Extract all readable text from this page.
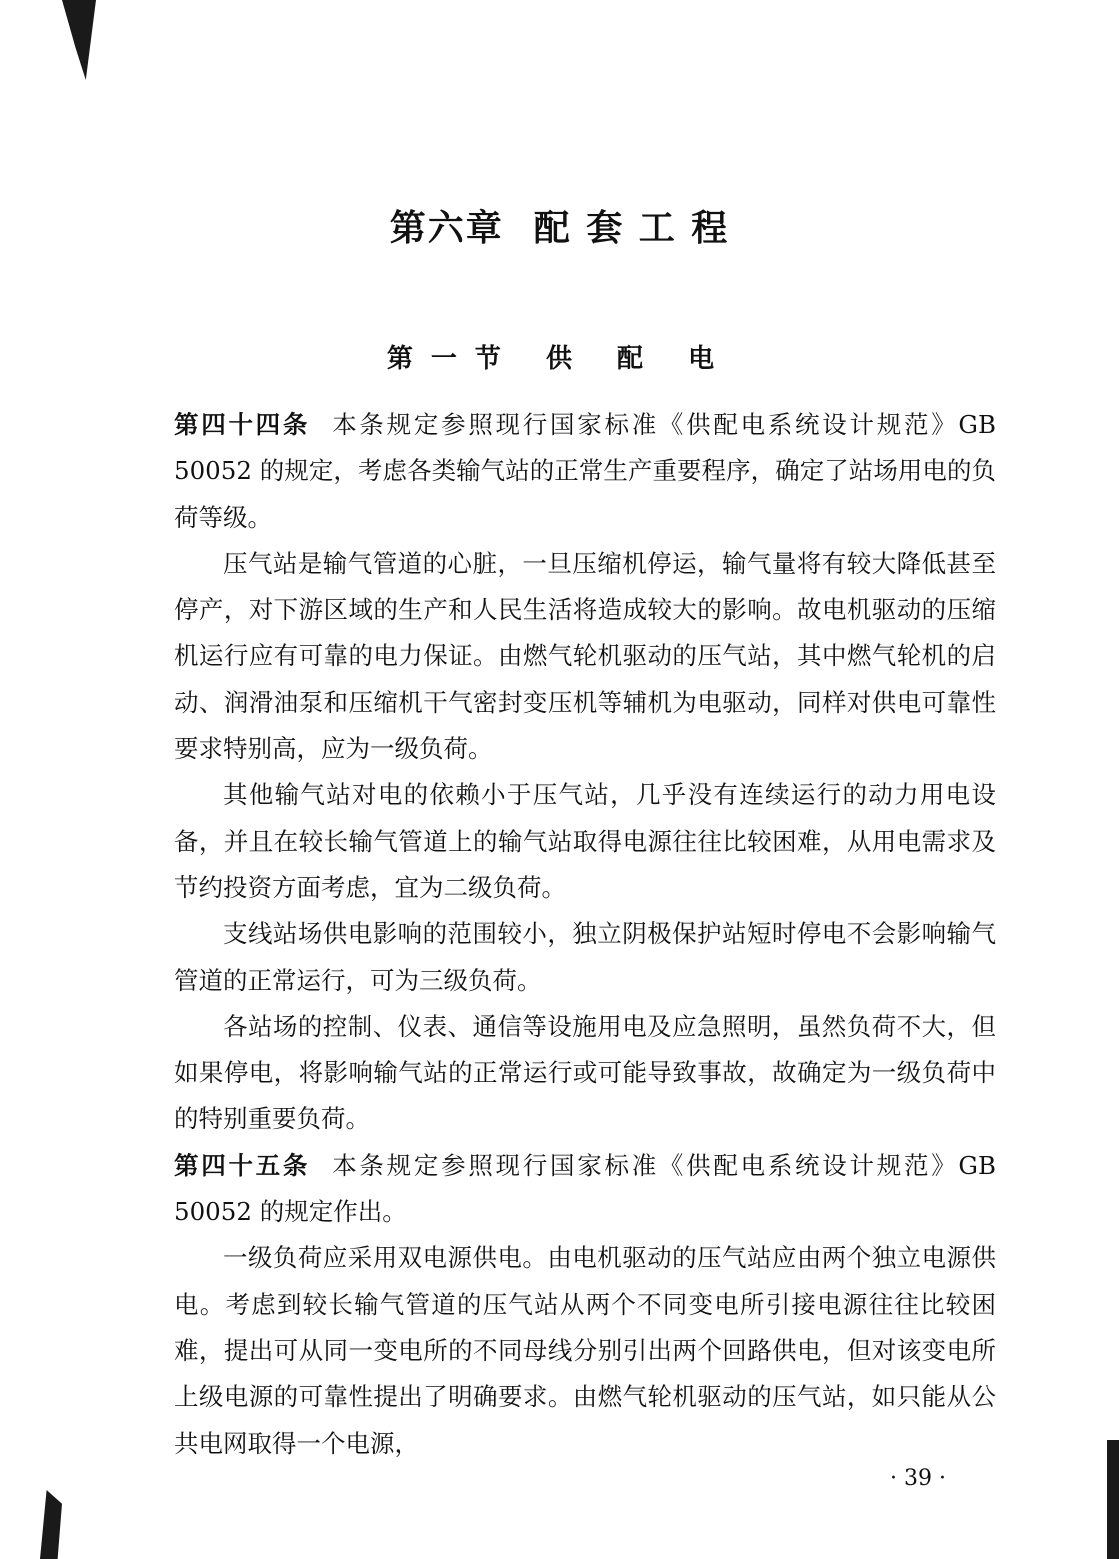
第六章 配 套 工 程
第一节 供 配 电

第四十四条 本条规定参照现行国家标准《供配电系统设计规范》GB 50052 的规定，考虑各类输气站的正常生产重要程序，确定了站场用电的负荷等级。

压气站是输气管道的心脏，一旦压缩机停运，输气量将有较大降低甚至停产，对下游区域的生产和人民生活将造成较大的影响。故电机驱动的压缩机运行应有可靠的电力保证。由燃气轮机驱动的压气站，其中燃气轮机的启动、润滑油泵和压缩机干气密封变压机等辅机为电驱动，同样对供电可靠性要求特别高，应为一级负荷。

其他输气站对电的依赖小于压气站，几乎没有连续运行的动力用电设备，并且在较长输气管道上的输气站取得电源往往比较困难，从用电需求及节约投资方面考虑，宜为二级负荷。

支线站场供电影响的范围较小，独立阴极保护站短时停电不会影响输气管道的正常运行，可为三级负荷。

各站场的控制、仪表、通信等设施用电及应急照明，虽然负荷不大，但如果停电，将影响输气站的正常运行或可能导致事故，故确定为一级负荷中的特别重要负荷。

第四十五条 本条规定参照现行国家标准《供配电系统设计规范》GB 50052 的规定作出。

一级负荷应采用双电源供电。由电机驱动的压气站应由两个独立电源供电。考虑到较长输气管道的压气站从两个不同变电所引接电源往往比较困难，提出可从同一变电所的不同母线分别引出两个回路供电，但对该变电所上级电源的可靠性提出了明确要求。由燃气轮机驱动的压气站，如只能从公共电网取得一个电源，

· 39 ·
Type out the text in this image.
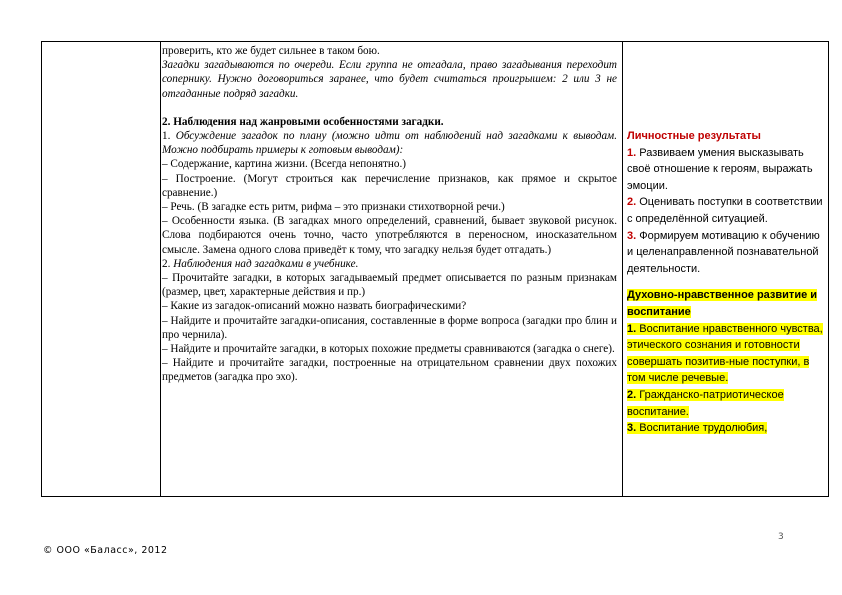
проверить, кто же будет сильнее в таком бою.

Загадки загадываются по очереди. Если группа не отгадала, право загадывания переходит сопернику. Нужно договориться заранее, что будет считаться проигрышем: 2 или 3 не отгаданные подряд загадки.

2. Наблюдения над жанровыми особенностями загадки.

1. Обсуждение загадок по плану (можно идти от наблюдений над загадками к выводам. Можно подбирать примеры к готовым выводам):

– Содержание, картина жизни. (Всегда непонятно.)

– Построение. (Могут строиться как перечисление признаков, как прямое и скрытое сравнение.)

– Речь. (В загадке есть ритм, рифма – это признаки стихотворной речи.)

– Особенности языка. (В загадках много определений, сравнений, бывает звуковой рисунок. Слова подбираются очень точно, часто употребляются в переносном, иносказательном смысле. Замена одного слова приведёт к тому, что загадку нельзя будет отгадать.)

2. Наблюдения над загадками в учебнике.

– Прочитайте загадки, в которых загадываемый предмет описывается по разным признакам (размер, цвет, характерные действия и пр.)

– Какие из загадок-описаний можно назвать биографическими?

– Найдите и прочитайте загадки-описания, составленные в форме вопроса (загадки про блин и про чернила).

– Найдите и прочитайте загадки, в которых похожие предметы сравниваются (загадка о снеге).

– Найдите и прочитайте загадки, построенные на отрицательном сравнении двух похожих предметов (загадка про эхо).

Личностные результаты

1. Развиваем умения высказывать своё отношение к героям, выражать эмоции.

2. Оценивать поступки в соответствии с определённой ситуацией.

3. Формируем мотивацию к обучению и целенаправленной познавательной деятельности.

Духовно-нравственное развитие и воспитание

1. Воспитание нравственного чувства, этического сознания и готовности совершать позитив-ные поступки, в том числе речевые.

2. Гражданско-патриотическое воспитание.

3. Воспитание трудолюбия,

3
© ООО «Баласс», 2012
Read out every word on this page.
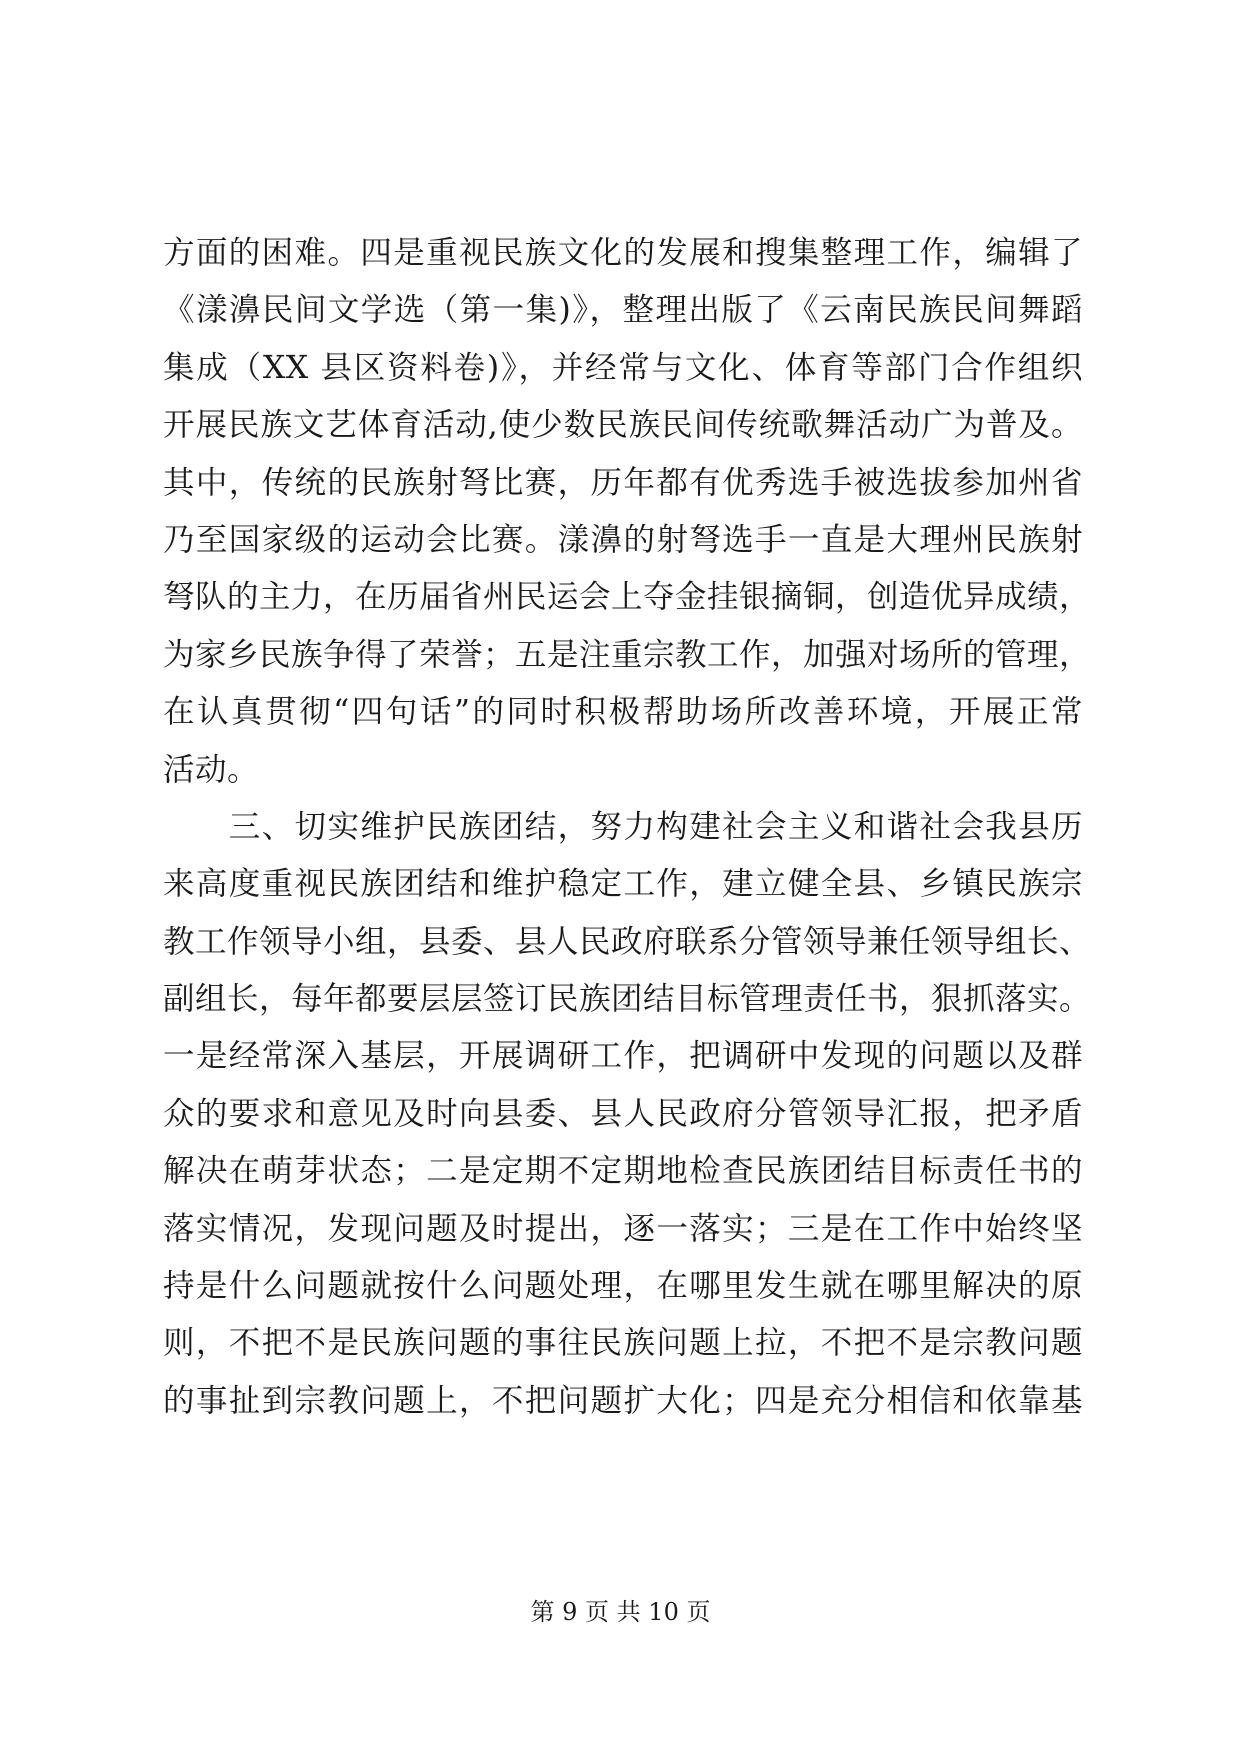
方面的困难。四是重视民族文化的发展和搜集整理工作，编辑了
《漾濞民间文学选（第一集)》，整理出版了《云南民族民间舞蹈
集成（XX 县区资料卷)》，并经常与文化、体育等部门合作组织
开展民族文艺体育活动,使少数民族民间传统歌舞活动广为普及。
其中，传统的民族射弩比赛，历年都有优秀选手被选拔参加州省
乃至国家级的运动会比赛。漾濞的射弩选手一直是大理州民族射
弩队的主力，在历届省州民运会上夺金挂银摘铜，创造优异成绩，
为家乡民族争得了荣誉；五是注重宗教工作，加强对场所的管理，
在认真贯彻“四句话”的同时积极帮助场所改善环境，开展正常
活动。
　　三、切实维护民族团结，努力构建社会主义和谐社会我县历
来高度重视民族团结和维护稳定工作，建立健全县、乡镇民族宗
教工作领导小组，县委、县人民政府联系分管领导兼任领导组长、
副组长，每年都要层层签订民族团结目标管理责任书，狠抓落实。
一是经常深入基层，开展调研工作，把调研中发现的问题以及群
众的要求和意见及时向县委、县人民政府分管领导汇报，把矛盾
解决在萌芽状态；二是定期不定期地检查民族团结目标责任书的
落实情况，发现问题及时提出，逐一落实；三是在工作中始终坚
持是什么问题就按什么问题处理，在哪里发生就在哪里解决的原
则，不把不是民族问题的事往民族问题上拉，不把不是宗教问题
的事扯到宗教问题上，不把问题扩大化；四是充分相信和依靠基
第 9 页 共 10 页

+===+

> **TASK PROMPT**
Every line that holds the word "поступки" counts once; state the total number of such lines and nothing else.

> **THE REPLY**
2